(Records excerpted from a collection)

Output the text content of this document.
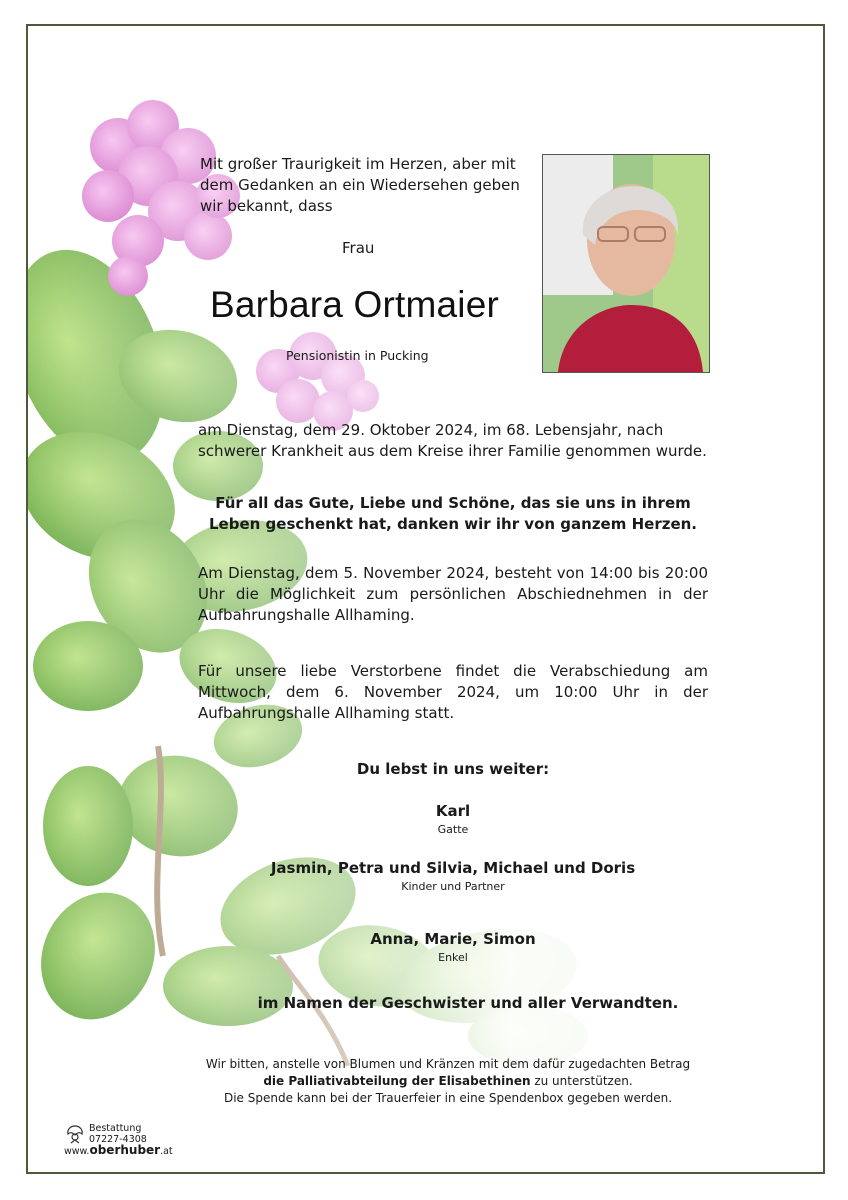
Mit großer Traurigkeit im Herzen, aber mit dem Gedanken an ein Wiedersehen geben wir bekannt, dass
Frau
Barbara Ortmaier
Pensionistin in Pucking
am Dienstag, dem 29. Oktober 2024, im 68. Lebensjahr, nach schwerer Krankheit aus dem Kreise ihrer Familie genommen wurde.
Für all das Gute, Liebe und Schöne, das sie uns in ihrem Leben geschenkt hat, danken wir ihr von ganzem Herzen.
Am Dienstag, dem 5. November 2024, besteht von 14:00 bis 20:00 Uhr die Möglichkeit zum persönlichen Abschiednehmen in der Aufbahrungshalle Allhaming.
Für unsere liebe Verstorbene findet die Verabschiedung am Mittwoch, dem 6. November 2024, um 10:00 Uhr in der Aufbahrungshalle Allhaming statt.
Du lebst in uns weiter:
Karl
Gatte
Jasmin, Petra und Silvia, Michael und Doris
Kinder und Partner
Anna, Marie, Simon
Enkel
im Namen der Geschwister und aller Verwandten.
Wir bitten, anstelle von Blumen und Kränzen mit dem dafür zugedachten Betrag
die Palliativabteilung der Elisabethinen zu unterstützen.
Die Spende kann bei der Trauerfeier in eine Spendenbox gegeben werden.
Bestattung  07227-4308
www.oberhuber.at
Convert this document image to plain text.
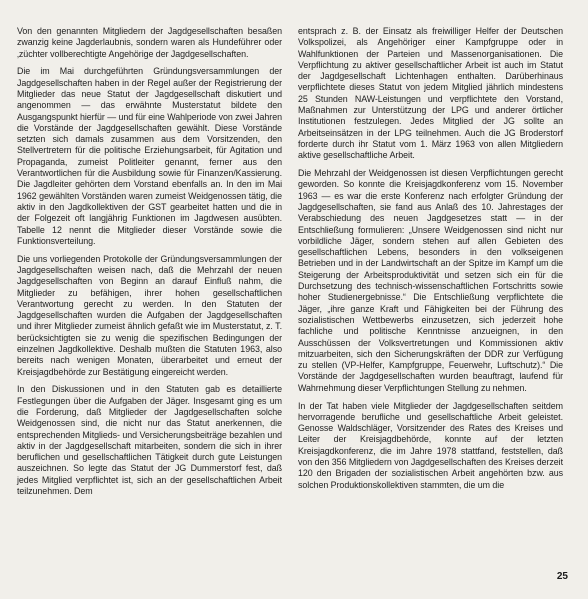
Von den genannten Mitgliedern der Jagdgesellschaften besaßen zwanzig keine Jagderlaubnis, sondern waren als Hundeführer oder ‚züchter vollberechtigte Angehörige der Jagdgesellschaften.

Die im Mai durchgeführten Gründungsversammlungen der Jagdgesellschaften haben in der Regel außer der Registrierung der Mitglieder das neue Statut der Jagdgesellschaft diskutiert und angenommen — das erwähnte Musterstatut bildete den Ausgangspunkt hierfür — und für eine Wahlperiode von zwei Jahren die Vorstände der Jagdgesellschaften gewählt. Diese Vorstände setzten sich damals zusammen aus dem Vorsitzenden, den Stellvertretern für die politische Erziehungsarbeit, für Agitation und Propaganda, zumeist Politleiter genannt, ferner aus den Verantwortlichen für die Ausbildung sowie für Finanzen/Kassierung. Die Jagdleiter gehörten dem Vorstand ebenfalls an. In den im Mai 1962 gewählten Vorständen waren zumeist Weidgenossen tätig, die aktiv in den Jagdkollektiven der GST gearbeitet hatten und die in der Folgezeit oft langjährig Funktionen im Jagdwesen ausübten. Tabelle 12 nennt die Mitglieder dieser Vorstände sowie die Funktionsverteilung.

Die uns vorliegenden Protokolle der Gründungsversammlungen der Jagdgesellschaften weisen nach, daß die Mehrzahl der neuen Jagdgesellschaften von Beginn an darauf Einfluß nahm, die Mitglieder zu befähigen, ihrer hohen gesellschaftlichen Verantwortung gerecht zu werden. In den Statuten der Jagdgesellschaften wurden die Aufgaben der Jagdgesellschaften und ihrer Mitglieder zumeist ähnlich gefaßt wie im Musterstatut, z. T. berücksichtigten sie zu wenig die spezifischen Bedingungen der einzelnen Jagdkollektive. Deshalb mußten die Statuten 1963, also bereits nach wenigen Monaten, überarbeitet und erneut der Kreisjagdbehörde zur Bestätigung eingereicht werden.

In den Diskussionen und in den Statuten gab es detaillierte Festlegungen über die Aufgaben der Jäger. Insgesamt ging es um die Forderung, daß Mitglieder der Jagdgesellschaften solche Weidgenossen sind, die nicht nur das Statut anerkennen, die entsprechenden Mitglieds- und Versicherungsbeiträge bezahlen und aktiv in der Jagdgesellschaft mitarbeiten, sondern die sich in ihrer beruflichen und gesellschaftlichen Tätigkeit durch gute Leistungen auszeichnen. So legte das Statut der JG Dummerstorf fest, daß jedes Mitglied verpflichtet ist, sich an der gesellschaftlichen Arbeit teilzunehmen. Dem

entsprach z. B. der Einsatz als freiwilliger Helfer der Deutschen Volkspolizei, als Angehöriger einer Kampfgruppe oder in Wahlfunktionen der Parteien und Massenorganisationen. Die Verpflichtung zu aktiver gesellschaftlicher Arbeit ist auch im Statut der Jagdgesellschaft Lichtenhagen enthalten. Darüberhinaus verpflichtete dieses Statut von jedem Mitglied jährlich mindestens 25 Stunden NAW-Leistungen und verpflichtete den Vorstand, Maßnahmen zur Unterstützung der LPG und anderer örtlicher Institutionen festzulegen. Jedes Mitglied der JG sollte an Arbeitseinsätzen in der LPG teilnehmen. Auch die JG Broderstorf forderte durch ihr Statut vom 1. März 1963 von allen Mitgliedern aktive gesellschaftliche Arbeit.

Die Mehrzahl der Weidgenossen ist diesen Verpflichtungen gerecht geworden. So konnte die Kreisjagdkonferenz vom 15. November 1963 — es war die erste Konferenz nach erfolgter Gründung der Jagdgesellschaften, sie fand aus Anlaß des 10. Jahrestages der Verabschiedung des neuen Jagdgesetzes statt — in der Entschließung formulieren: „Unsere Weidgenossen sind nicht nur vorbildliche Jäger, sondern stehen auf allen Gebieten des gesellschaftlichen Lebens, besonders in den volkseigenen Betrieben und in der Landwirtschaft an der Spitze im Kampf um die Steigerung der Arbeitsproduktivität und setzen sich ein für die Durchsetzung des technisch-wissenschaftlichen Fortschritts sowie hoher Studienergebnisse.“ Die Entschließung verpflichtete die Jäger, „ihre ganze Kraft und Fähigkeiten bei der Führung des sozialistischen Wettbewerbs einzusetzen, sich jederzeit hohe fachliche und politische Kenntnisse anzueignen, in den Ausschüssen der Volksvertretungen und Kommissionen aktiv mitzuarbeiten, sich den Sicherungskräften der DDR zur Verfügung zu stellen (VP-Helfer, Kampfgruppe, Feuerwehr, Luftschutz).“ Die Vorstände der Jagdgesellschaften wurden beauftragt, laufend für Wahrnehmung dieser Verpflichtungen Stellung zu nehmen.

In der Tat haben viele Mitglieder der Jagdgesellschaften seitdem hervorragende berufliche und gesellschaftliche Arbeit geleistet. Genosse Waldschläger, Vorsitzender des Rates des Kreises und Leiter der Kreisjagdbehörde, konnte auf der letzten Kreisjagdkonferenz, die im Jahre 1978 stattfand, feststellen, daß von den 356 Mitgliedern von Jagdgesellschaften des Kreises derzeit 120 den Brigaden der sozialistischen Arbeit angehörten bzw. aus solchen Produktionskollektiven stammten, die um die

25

* * *

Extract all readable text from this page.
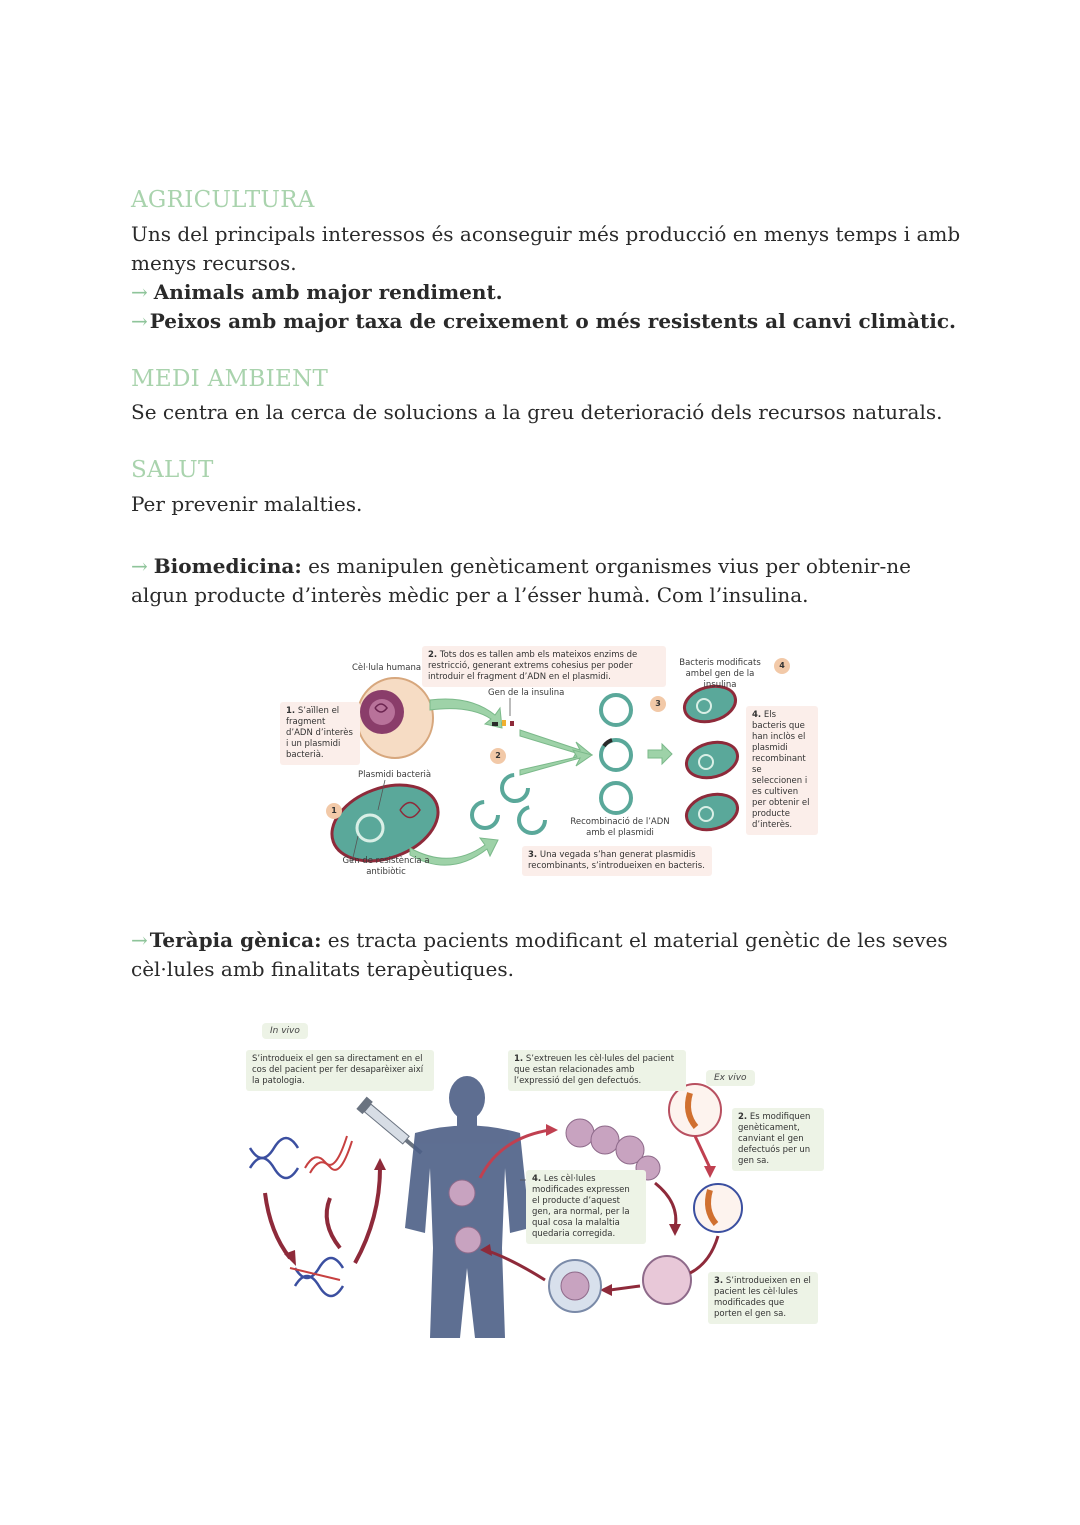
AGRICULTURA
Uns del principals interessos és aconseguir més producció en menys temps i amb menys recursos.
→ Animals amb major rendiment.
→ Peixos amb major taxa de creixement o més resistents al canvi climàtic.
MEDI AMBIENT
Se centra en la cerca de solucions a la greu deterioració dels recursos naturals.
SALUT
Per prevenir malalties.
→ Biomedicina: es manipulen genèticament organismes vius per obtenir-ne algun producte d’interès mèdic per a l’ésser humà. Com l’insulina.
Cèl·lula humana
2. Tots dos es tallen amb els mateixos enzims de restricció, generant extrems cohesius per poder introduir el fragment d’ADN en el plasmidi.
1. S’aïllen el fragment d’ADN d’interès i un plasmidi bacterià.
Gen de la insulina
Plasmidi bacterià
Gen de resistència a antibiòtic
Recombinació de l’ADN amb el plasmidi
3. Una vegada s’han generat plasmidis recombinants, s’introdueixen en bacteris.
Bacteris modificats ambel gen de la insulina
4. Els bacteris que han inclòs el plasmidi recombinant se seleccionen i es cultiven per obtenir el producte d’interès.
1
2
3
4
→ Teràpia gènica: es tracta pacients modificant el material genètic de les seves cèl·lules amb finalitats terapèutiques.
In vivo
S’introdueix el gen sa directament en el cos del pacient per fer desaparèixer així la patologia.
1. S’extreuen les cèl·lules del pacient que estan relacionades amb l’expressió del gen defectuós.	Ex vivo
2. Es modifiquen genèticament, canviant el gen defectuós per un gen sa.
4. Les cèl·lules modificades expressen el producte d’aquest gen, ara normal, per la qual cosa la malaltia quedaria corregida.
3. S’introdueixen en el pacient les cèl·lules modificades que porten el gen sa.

■ **Action item**:
In the records above, some lines hold the word "document"; copy each such line.

■ **Output of the exercise**:
Output the text content of this document.
Convert this document image to plain text.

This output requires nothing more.